Textauszug –

----

Um dem nachzugehen, haben wir uns beispielhaft das neue Coworking Space „Freiraum“ in Winsen an der Luhe angesehen. Winsen hat rund 35.000 Einwohnern, liegt ruhig und behaglich zwischen Hamburg und Lüneburg und ist nicht zuletzt deshalb ein attraktiver Standort für Menschen, die ländlich wohnen und städtisch arbeiten wollen. Der Hamburger Hauptbahnhof ist von Winsen aus in knapp 20 Minuten erreichbar, nach Lüneburg sind es sogar nur 10 Minuten Zugzeit.
Betreiber des Winsener Freiraums ist die Freiraum Lüneburg UG, die ein weiteres Coworking Space bereits seit mehreren Jahren erfolgreich in Lüneburg führt.
Hybrid Work in heiligen Hallen
Für unseren Besichtigungstermin sind wir mit Niklas Keßler, Projektleiter bei Freiraum und in Winsen von Anfang an dabei, verabredet.
Wir treffen uns in der St.-Georg-Straße 1. Hinter dieser Anschrift verbirgt sich ein geradezu himmlisches Immobilien-Ensemble: Ein ehemaliges Stift aus dem 16. Jahrhundert, das ein historisches Wohnhaus und eine kleine Kapelle, nämlich die Sankt-Georgkapelle umfasst. Mittlerweile stehen beide Gebäude unter Denkmalschutz, was einerseits den Charme dieser Location über alle Jahre hinweg erhalten hat, gleichzeitig aber hohe Anforderungen an eine denkmalschutzkonforme Umnutzung mit moderner Infrastruktur stellte.
Unser Rundgang durch den Freiraum beginnt im Erdgeschoss. Hier befindet sich der Coworking-Bereich mit insgesamt 10 Arbeitsplätzen, die bereits ab einer Stunde angemietet werden können; unmittelbar angrenzend liegen drei kleine Büroeinheiten, die sogenannten Séparées. Diese Einzelbüros sind monatsweise mietbar, sie sind mit Vierertischen ausgestattet und ermöglichen es, auch mal hinter verschlossenen Türen zu arbeiten. Dann gibt es auf dieser unteren Etage noch drei kleine, kompakte Seminarräume, in denen acht bis fünfzehn Personen Platz finden bzw. in Coronazeiten entsprechend weniger. Hier stehen Metaplan, Flipchart, Moderationskoffer, Beamer und Leinwände bereit.

----

Übungen –
1. Zähle alle Hilfsmittel auf, die laut Textauszug in den Seminarräumen bereitstehen.
2. Schreib aus dem Textauszug den Abschnitt ab, der mit den Worten „Um dem nachzugehen, haben“ beginnt und mit „in Lüneburg führt.“ endet.
Das Material spielt hierbei keine Rolle.

Datenauszug –
----

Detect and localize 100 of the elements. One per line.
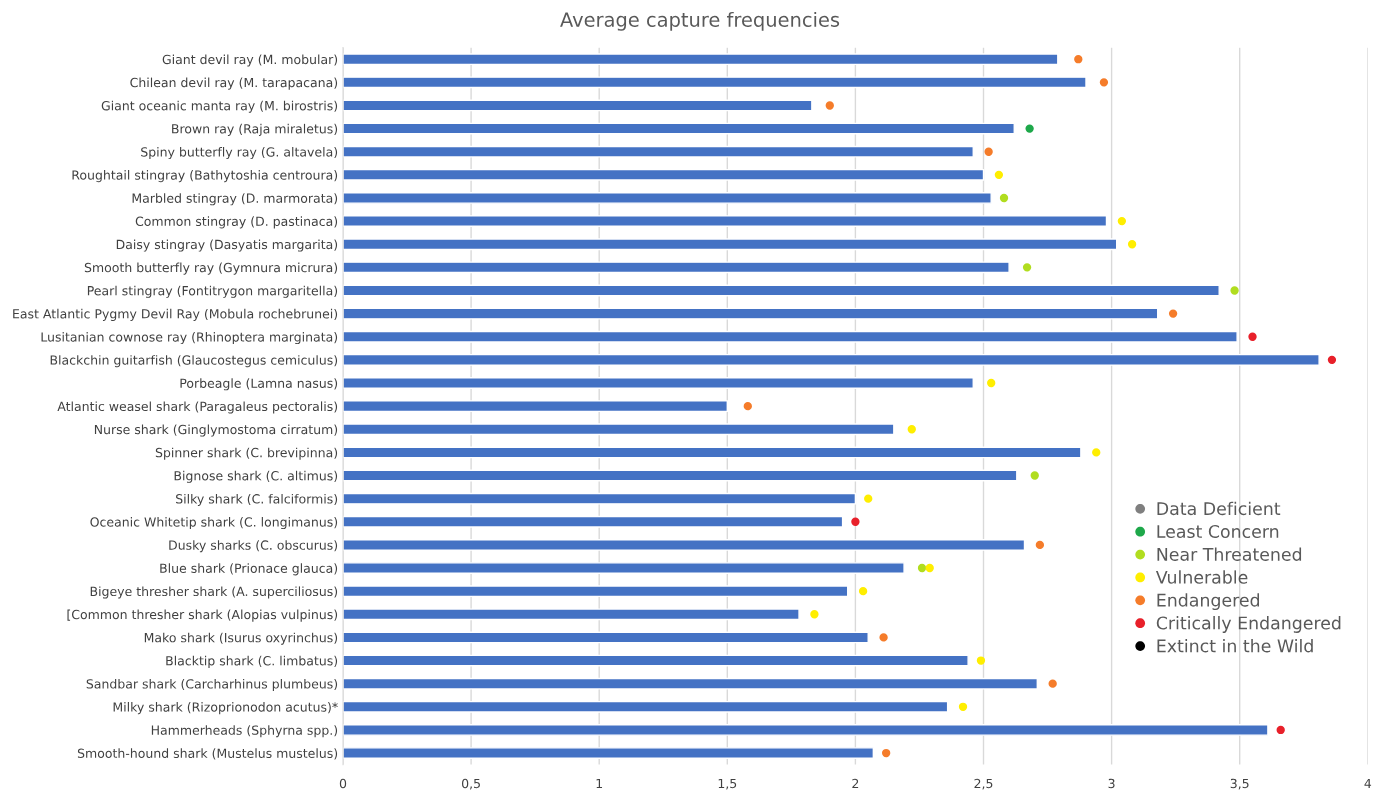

----

Lösungen –
1. Metaplan, Flipchart, Moderationskoffer, Beamer, Leinwände

2.
Um dem nachzugehen, haben wir uns beispielhaft das neue Coworking Space „Freiraum“ in Winsen an der Luhe angesehen. Winsen hat rund 35.000 Einwohnern, liegt ruhig und behaglich zwischen Hamburg und Lüneburg und ist nicht zuletzt deshalb ein attraktiver Standort für Menschen, die ländlich wohnen und städtisch arbeiten wollen. Der Hamburger Hauptbahnhof ist von Winsen aus in knapp 20 Minuten erreichbar, nach Lüneburg sind es sogar nur 10 Minuten Zugzeit.
Betreiber des Winsener Freiraums ist die Freiraum Lüneburg UG, die ein weiteres Coworking Space bereits seit mehreren Jahren erfolgreich in Lüneburg führt.